*Do this*:
Will you give the material below again, every line exactly as it is?

[Extracted data entries]
###

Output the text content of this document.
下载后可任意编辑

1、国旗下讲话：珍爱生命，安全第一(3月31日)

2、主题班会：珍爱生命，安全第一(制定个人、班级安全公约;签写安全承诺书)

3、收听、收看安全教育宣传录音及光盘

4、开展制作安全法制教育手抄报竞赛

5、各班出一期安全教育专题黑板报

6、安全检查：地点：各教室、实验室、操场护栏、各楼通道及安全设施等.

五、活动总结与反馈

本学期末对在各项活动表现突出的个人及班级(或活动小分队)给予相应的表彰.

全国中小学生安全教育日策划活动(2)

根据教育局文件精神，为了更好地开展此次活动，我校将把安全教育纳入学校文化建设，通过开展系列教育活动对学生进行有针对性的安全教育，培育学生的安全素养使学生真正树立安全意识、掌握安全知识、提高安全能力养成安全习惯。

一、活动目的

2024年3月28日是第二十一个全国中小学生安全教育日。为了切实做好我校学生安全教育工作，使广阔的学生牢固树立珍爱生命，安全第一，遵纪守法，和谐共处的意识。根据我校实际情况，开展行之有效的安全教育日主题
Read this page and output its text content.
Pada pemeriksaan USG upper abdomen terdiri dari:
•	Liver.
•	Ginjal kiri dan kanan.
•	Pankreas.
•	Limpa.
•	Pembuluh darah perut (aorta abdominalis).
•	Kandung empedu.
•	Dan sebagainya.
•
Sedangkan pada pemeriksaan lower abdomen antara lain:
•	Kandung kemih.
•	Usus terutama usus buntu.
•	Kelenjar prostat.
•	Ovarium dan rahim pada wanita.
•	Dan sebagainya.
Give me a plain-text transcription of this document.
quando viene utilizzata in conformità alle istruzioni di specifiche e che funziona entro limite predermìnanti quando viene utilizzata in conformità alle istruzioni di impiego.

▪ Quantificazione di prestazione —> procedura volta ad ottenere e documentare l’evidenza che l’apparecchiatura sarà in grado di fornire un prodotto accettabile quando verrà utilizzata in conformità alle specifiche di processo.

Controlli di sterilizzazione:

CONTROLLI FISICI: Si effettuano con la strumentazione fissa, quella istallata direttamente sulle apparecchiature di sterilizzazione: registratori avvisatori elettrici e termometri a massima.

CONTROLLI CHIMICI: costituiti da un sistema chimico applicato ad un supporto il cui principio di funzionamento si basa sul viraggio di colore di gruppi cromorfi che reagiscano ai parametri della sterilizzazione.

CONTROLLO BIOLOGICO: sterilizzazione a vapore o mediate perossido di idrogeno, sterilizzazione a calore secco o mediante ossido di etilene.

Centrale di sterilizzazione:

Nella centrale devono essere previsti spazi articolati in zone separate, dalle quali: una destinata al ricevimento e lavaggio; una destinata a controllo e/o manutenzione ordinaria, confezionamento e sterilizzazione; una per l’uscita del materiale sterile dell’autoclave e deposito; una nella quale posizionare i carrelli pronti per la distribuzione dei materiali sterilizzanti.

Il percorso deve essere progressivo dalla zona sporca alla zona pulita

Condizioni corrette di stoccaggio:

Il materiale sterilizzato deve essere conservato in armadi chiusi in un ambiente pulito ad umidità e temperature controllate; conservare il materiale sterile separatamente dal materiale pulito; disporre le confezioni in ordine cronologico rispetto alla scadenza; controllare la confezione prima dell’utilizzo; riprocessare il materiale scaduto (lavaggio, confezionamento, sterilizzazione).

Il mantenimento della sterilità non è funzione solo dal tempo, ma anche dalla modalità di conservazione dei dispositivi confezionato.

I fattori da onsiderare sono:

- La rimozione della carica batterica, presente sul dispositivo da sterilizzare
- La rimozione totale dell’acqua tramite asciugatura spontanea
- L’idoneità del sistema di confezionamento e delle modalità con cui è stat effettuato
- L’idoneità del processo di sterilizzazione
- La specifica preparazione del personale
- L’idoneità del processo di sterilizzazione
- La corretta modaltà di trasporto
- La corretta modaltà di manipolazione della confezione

###

*Reply*:
Output the text content of this document.
下载后可任意编辑

1、国旗下讲话：珍爱生命，安全第一(3月31日)

2、主题班会：珍爱生命，安全第一(制定个人、班级安全公约;签写安全承诺书)

3、收听、收看安全教育宣传录音及光盘

4、开展制作安全法制教育手抄报竞赛

5、各班出一期安全教育专题黑板报

6、安全检查：地点：各教室、实验室、操场护栏、各楼通道及安全设施等.

五、活动总结与反馈

本学期末对在各项活动表现突出的个人及班级(或活动小分队)给予相应的表彰.

全国中小学生安全教育日策划活动(2)

根据教育局文件精神，为了更好地开展此次活动，我校将把安全教育纳入学校文化建设，通过开展系列教育活动对学生进行有针对性的安全教育，培育学生的安全素养使学生真正树立安全意识、掌握安全知识、提高安全能力养成安全习惯。

一、活动目的

2024年3月28日是第二十一个全国中小学生安全教育日。为了切实做好我校学生安全教育工作，使广阔的学生牢固树立珍爱生命，安全第一，遵纪守法，和谐共处的意识。根据我校实际情况，开展行之有效的安全教育日主题
Read this page and output its text content.
Pada pemeriksaan USG upper abdomen terdiri dari:
•	Liver.
•	Ginjal kiri dan kanan.
•	Pankreas.
•	Limpa.
•	Pembuluh darah perut (aorta abdominalis).
•	Kandung empedu.
•	Dan sebagainya.
•
Sedangkan pada pemeriksaan lower abdomen antara lain:
•	Kandung kemih.
•	Usus terutama usus buntu.
•	Kelenjar prostat.
•	Ovarium dan rahim pada wanita.
•	Dan sebagainya.
Give me a plain-text transcription of this document.
quando viene utilizzata in conformità alle istruzioni di specifiche e che funziona entro limite predermìnanti quando viene utilizzata in conformità alle istruzioni di impiego.

▪ Quantificazione di prestazione —> procedura volta ad ottenere e documentare l’evidenza che l’apparecchiatura sarà in grado di fornire un prodotto accettabile quando verrà utilizzata in conformità alle specifiche di processo.

Controlli di sterilizzazione:

CONTROLLI FISICI: Si effettuano con la strumentazione fissa, quella istallata direttamente sulle apparecchiature di sterilizzazione: registratori avvisatori elettrici e termometri a massima.

CONTROLLI CHIMICI: costituiti da un sistema chimico applicato ad un supporto il cui principio di funzionamento si basa sul viraggio di colore di gruppi cromorfi che reagiscano ai parametri della sterilizzazione.

CONTROLLO BIOLOGICO: sterilizzazione a vapore o mediate perossido di idrogeno, sterilizzazione a calore secco o mediante ossido di etilene.

Centrale di sterilizzazione:

Nella centrale devono essere previsti spazi articolati in zone separate, dalle quali: una destinata al ricevimento e lavaggio; una destinata a controllo e/o manutenzione ordinaria, confezionamento e sterilizzazione; una per l’uscita del materiale sterile dell’autoclave e deposito; una nella quale posizionare i carrelli pronti per la distribuzione dei materiali sterilizzanti.

Il percorso deve essere progressivo dalla zona sporca alla zona pulita

Condizioni corrette di stoccaggio:

Il materiale sterilizzato deve essere conservato in armadi chiusi in un ambiente pulito ad umidità e temperature controllate; conservare il materiale sterile separatamente dal materiale pulito; disporre le confezioni in ordine cronologico rispetto alla scadenza; controllare la confezione prima dell’utilizzo; riprocessare il materiale scaduto (lavaggio, confezionamento, sterilizzazione).

Il mantenimento della sterilità non è funzione solo dal tempo, ma anche dalla modalità di conservazione dei dispositivi confezionato.

I fattori da onsiderare sono:

- La rimozione della carica batterica, presente sul dispositivo da sterilizzare
- La rimozione totale dell’acqua tramite asciugatura spontanea
- L’idoneità del sistema di confezionamento e delle modalità con cui è stat effettuato
- L’idoneità del processo di sterilizzazione
- La specifica preparazione del personale
- L’idoneità del processo di sterilizzazione
- La corretta modaltà di trasporto
- La corretta modaltà di manipolazione della confezione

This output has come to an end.